TASK BRIEF
Locate each line of the material that contains "text", then return it.

DATA SHOWN
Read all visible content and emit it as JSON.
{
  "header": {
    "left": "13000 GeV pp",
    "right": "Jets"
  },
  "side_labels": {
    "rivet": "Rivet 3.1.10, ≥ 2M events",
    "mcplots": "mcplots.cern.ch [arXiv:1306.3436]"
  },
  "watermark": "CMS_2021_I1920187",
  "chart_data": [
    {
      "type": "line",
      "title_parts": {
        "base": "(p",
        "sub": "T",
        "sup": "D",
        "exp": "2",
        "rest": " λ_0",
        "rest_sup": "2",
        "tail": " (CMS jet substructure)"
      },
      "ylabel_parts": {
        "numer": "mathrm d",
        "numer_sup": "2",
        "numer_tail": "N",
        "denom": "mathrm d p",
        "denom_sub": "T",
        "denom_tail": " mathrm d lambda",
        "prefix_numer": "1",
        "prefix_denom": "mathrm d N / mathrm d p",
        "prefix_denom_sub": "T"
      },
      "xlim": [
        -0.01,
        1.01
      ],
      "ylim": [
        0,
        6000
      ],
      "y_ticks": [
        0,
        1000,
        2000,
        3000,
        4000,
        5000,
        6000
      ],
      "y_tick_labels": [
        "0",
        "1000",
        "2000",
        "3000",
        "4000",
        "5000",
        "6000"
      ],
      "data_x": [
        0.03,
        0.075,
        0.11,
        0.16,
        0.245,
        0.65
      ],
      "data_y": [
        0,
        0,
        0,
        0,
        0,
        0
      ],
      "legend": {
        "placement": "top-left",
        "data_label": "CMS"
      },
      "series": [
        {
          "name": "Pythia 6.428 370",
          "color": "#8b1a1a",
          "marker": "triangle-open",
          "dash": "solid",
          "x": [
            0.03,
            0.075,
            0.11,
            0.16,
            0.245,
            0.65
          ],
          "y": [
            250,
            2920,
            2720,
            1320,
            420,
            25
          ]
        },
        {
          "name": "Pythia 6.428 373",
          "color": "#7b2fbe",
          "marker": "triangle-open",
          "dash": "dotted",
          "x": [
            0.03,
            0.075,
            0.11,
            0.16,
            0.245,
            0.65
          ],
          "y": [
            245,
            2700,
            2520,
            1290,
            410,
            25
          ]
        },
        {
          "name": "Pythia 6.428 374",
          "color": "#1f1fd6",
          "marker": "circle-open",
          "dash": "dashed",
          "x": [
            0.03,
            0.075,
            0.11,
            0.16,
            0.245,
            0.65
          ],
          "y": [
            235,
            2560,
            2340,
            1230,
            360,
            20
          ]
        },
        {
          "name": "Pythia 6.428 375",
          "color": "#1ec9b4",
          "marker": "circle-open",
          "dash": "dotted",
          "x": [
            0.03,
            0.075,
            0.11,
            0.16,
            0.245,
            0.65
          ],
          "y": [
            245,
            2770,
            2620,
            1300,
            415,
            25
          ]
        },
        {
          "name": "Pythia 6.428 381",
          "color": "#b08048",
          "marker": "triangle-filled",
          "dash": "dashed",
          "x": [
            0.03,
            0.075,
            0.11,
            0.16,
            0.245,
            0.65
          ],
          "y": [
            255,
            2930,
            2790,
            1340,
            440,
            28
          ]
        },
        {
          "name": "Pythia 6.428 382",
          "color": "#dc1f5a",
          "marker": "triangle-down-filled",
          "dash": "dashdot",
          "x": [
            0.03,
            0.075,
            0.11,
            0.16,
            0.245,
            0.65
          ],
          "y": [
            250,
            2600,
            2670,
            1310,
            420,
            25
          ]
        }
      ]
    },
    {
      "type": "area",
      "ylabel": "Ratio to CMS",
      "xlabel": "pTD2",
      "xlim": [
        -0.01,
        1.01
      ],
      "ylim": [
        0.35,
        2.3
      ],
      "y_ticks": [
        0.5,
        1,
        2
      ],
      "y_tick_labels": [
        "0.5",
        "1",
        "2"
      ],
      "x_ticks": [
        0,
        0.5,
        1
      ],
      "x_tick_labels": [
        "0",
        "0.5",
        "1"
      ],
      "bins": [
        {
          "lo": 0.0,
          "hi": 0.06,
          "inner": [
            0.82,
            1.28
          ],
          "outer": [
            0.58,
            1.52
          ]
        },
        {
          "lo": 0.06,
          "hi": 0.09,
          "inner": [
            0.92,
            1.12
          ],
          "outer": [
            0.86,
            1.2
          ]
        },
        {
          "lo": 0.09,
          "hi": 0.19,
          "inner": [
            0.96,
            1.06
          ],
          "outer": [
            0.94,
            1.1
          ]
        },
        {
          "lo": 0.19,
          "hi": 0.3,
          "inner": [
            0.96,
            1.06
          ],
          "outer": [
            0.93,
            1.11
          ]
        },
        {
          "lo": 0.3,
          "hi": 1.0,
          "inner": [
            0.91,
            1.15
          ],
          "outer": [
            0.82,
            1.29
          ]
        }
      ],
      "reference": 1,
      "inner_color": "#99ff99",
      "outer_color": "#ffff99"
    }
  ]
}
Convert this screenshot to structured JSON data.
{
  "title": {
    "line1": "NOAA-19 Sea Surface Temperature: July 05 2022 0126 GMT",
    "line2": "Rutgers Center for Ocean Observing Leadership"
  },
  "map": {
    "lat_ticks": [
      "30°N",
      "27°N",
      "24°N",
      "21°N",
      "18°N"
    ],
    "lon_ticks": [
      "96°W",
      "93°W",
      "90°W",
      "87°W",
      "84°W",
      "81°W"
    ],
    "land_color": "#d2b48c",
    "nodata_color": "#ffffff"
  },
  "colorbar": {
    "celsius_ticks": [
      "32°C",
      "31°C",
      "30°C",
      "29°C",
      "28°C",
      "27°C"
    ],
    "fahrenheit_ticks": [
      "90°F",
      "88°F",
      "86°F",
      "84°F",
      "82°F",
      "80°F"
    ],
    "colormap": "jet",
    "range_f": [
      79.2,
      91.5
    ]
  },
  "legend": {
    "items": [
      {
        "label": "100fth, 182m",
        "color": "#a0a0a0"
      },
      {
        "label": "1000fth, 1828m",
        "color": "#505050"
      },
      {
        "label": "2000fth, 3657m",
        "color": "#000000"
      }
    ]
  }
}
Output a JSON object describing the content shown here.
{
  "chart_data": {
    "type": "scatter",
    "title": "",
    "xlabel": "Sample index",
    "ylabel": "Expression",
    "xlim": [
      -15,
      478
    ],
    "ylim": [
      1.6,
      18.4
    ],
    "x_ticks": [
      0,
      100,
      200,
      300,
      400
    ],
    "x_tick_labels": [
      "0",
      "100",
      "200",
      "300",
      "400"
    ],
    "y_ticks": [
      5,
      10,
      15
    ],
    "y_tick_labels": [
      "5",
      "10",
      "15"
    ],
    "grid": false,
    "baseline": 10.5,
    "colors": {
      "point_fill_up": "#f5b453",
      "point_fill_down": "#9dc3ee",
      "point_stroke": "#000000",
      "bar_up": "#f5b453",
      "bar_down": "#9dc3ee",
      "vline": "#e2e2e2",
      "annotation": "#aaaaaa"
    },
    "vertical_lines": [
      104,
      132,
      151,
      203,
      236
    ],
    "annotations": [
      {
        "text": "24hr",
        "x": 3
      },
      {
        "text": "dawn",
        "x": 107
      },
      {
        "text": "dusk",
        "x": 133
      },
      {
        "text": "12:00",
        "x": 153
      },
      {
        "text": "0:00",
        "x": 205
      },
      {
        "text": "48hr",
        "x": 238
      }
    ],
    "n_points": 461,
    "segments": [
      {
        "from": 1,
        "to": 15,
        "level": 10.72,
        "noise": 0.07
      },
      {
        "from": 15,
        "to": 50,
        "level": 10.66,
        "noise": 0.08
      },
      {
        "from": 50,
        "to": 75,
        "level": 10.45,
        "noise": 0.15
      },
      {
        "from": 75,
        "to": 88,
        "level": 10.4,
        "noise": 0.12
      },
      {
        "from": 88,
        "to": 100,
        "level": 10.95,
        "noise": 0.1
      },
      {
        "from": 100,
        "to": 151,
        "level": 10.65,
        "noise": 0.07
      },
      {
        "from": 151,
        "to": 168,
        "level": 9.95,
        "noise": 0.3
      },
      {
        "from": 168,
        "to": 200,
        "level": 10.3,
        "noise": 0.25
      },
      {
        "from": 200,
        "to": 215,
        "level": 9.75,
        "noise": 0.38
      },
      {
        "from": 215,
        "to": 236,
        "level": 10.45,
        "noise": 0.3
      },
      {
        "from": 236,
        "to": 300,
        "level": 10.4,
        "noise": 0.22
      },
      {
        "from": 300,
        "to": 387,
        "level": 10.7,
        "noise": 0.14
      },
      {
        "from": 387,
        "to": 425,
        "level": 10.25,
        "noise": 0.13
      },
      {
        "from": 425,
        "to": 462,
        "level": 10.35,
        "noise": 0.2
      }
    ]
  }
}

TASK RESULT
        "text": "24hr",
        "text": "dawn",
        "text": "dusk",
        "text": "12:00",
        "text": "0:00",
        "text": "48hr",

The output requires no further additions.